Where a line in the listing below contains the word "title", copy that line.

= Data tied to figure images =
####################
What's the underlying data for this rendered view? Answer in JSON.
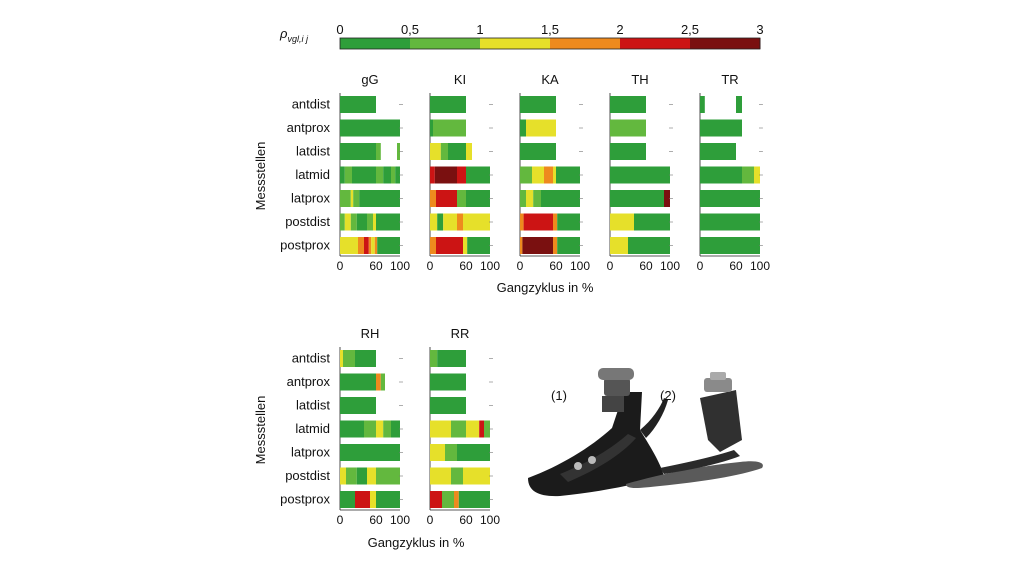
{
  "chart_data": {
    "type": "heatmap",
    "colorbar": {
      "label": "ρvgl,i j",
      "ticks": [
        "0",
        "0,5",
        "1",
        "1,5",
        "2",
        "2,5",
        "3"
      ],
      "colors": [
        "#2e9e3a",
        "#63b83e",
        "#e6e02a",
        "#ee8a1e",
        "#cc1414",
        "#7a1010"
      ]
    },
    "rows": [
      "antdist",
      "antprox",
      "latdist",
      "latmid",
      "latprox",
      "postdist",
      "postprox"
    ],
    "ylabel": "Messstellen",
    "xlabel": "Gangzyklus in %",
    "xticks": [
      "0",
      "60",
      "100"
    ],
    "panels": [
      {
        "title": "gG",
        "rows": [
          [
            [
              0,
              60,
              0
            ]
          ],
          [
            [
              0,
              100,
              0
            ]
          ],
          [
            [
              0,
              60,
              0
            ],
            [
              60,
              68,
              1
            ],
            [
              68,
              95,
              null
            ],
            [
              95,
              100,
              1
            ]
          ],
          [
            [
              0,
              8,
              0
            ],
            [
              8,
              20,
              1
            ],
            [
              20,
              60,
              0
            ],
            [
              60,
              72,
              1
            ],
            [
              72,
              85,
              0
            ],
            [
              85,
              92,
              1
            ],
            [
              92,
              100,
              0
            ]
          ],
          [
            [
              0,
              18,
              1
            ],
            [
              18,
              22,
              2
            ],
            [
              22,
              32,
              1
            ],
            [
              32,
              60,
              0
            ],
            [
              60,
              100,
              0
            ]
          ],
          [
            [
              0,
              8,
              1
            ],
            [
              8,
              18,
              2
            ],
            [
              18,
              28,
              1
            ],
            [
              28,
              45,
              0
            ],
            [
              45,
              55,
              1
            ],
            [
              55,
              60,
              2
            ],
            [
              60,
              100,
              0
            ]
          ],
          [
            [
              0,
              30,
              2
            ],
            [
              30,
              40,
              3
            ],
            [
              40,
              48,
              4
            ],
            [
              48,
              52,
              3
            ],
            [
              52,
              58,
              2
            ],
            [
              58,
              62,
              3
            ],
            [
              62,
              100,
              0
            ]
          ]
        ]
      },
      {
        "title": "KI",
        "rows": [
          [
            [
              0,
              60,
              0
            ]
          ],
          [
            [
              0,
              5,
              0
            ],
            [
              5,
              60,
              1
            ],
            [
              60,
              100,
              null
            ]
          ],
          [
            [
              0,
              18,
              2
            ],
            [
              18,
              30,
              1
            ],
            [
              30,
              60,
              0
            ],
            [
              60,
              70,
              2
            ],
            [
              70,
              100,
              null
            ]
          ],
          [
            [
              0,
              8,
              4
            ],
            [
              8,
              45,
              5
            ],
            [
              45,
              60,
              4
            ],
            [
              60,
              100,
              0
            ]
          ],
          [
            [
              0,
              10,
              3
            ],
            [
              10,
              45,
              4
            ],
            [
              45,
              60,
              1
            ],
            [
              60,
              100,
              0
            ]
          ],
          [
            [
              0,
              12,
              2
            ],
            [
              12,
              22,
              0
            ],
            [
              22,
              45,
              2
            ],
            [
              45,
              55,
              3
            ],
            [
              55,
              100,
              2
            ]
          ],
          [
            [
              0,
              10,
              3
            ],
            [
              10,
              55,
              4
            ],
            [
              55,
              62,
              2
            ],
            [
              62,
              100,
              0
            ]
          ]
        ]
      },
      {
        "title": "KA",
        "rows": [
          [
            [
              0,
              60,
              0
            ]
          ],
          [
            [
              0,
              10,
              0
            ],
            [
              10,
              60,
              2
            ],
            [
              60,
              100,
              null
            ]
          ],
          [
            [
              0,
              60,
              0
            ],
            [
              60,
              100,
              null
            ]
          ],
          [
            [
              0,
              20,
              1
            ],
            [
              20,
              40,
              2
            ],
            [
              40,
              55,
              3
            ],
            [
              55,
              60,
              2
            ],
            [
              60,
              100,
              0
            ]
          ],
          [
            [
              0,
              10,
              1
            ],
            [
              10,
              22,
              2
            ],
            [
              22,
              35,
              1
            ],
            [
              35,
              60,
              0
            ],
            [
              60,
              100,
              0
            ]
          ],
          [
            [
              0,
              6,
              3
            ],
            [
              6,
              55,
              4
            ],
            [
              55,
              62,
              3
            ],
            [
              62,
              100,
              0
            ]
          ],
          [
            [
              0,
              4,
              3
            ],
            [
              4,
              55,
              5
            ],
            [
              55,
              62,
              3
            ],
            [
              62,
              100,
              0
            ]
          ]
        ]
      },
      {
        "title": "TH",
        "rows": [
          [
            [
              0,
              60,
              0
            ]
          ],
          [
            [
              0,
              60,
              1
            ],
            [
              60,
              100,
              null
            ]
          ],
          [
            [
              0,
              60,
              0
            ],
            [
              60,
              100,
              null
            ]
          ],
          [
            [
              0,
              100,
              0
            ]
          ],
          [
            [
              0,
              90,
              0
            ],
            [
              90,
              100,
              5
            ]
          ],
          [
            [
              0,
              40,
              2
            ],
            [
              40,
              100,
              0
            ]
          ],
          [
            [
              0,
              30,
              2
            ],
            [
              30,
              100,
              0
            ]
          ]
        ]
      },
      {
        "title": "TR",
        "rows": [
          [
            [
              0,
              8,
              0
            ],
            [
              8,
              60,
              null
            ],
            [
              60,
              70,
              0
            ],
            [
              70,
              100,
              null
            ]
          ],
          [
            [
              0,
              70,
              0
            ],
            [
              70,
              100,
              null
            ]
          ],
          [
            [
              0,
              60,
              0
            ],
            [
              60,
              100,
              null
            ]
          ],
          [
            [
              0,
              70,
              0
            ],
            [
              70,
              90,
              1
            ],
            [
              90,
              100,
              2
            ]
          ],
          [
            [
              0,
              100,
              0
            ]
          ],
          [
            [
              0,
              100,
              0
            ]
          ],
          [
            [
              0,
              100,
              0
            ]
          ]
        ]
      },
      {
        "title": "RH",
        "rows": [
          [
            [
              0,
              5,
              2
            ],
            [
              5,
              25,
              1
            ],
            [
              25,
              60,
              0
            ],
            [
              60,
              100,
              null
            ]
          ],
          [
            [
              0,
              60,
              0
            ],
            [
              60,
              68,
              3
            ],
            [
              68,
              75,
              1
            ],
            [
              75,
              100,
              null
            ]
          ],
          [
            [
              0,
              60,
              0
            ],
            [
              60,
              100,
              null
            ]
          ],
          [
            [
              0,
              40,
              0
            ],
            [
              40,
              60,
              1
            ],
            [
              60,
              72,
              2
            ],
            [
              72,
              85,
              1
            ],
            [
              85,
              100,
              0
            ]
          ],
          [
            [
              0,
              100,
              0
            ]
          ],
          [
            [
              0,
              10,
              2
            ],
            [
              10,
              28,
              1
            ],
            [
              28,
              45,
              0
            ],
            [
              45,
              60,
              2
            ],
            [
              60,
              100,
              1
            ]
          ],
          [
            [
              0,
              25,
              0
            ],
            [
              25,
              50,
              4
            ],
            [
              50,
              60,
              2
            ],
            [
              60,
              100,
              0
            ]
          ]
        ]
      },
      {
        "title": "RR",
        "rows": [
          [
            [
              0,
              12,
              1
            ],
            [
              12,
              60,
              0
            ],
            [
              60,
              100,
              null
            ]
          ],
          [
            [
              0,
              60,
              0
            ],
            [
              60,
              100,
              null
            ]
          ],
          [
            [
              0,
              60,
              0
            ],
            [
              60,
              100,
              null
            ]
          ],
          [
            [
              0,
              35,
              2
            ],
            [
              35,
              60,
              1
            ],
            [
              60,
              82,
              2
            ],
            [
              82,
              90,
              4
            ],
            [
              90,
              100,
              1
            ]
          ],
          [
            [
              0,
              25,
              2
            ],
            [
              25,
              45,
              1
            ],
            [
              45,
              100,
              0
            ]
          ],
          [
            [
              0,
              35,
              2
            ],
            [
              35,
              55,
              1
            ],
            [
              55,
              100,
              2
            ]
          ],
          [
            [
              0,
              20,
              4
            ],
            [
              20,
              40,
              1
            ],
            [
              40,
              48,
              3
            ],
            [
              48,
              100,
              0
            ]
          ]
        ]
      }
    ]
  },
  "photo": {
    "label_1": "(1)",
    "label_2": "(2)"
  }
}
####################
= Finished answer =
        "title": "gG",
        "title": "KI",
        "title": "KA",
        "title": "TH",
        "title": "TR",
        "title": "RH",
        "title": "RR",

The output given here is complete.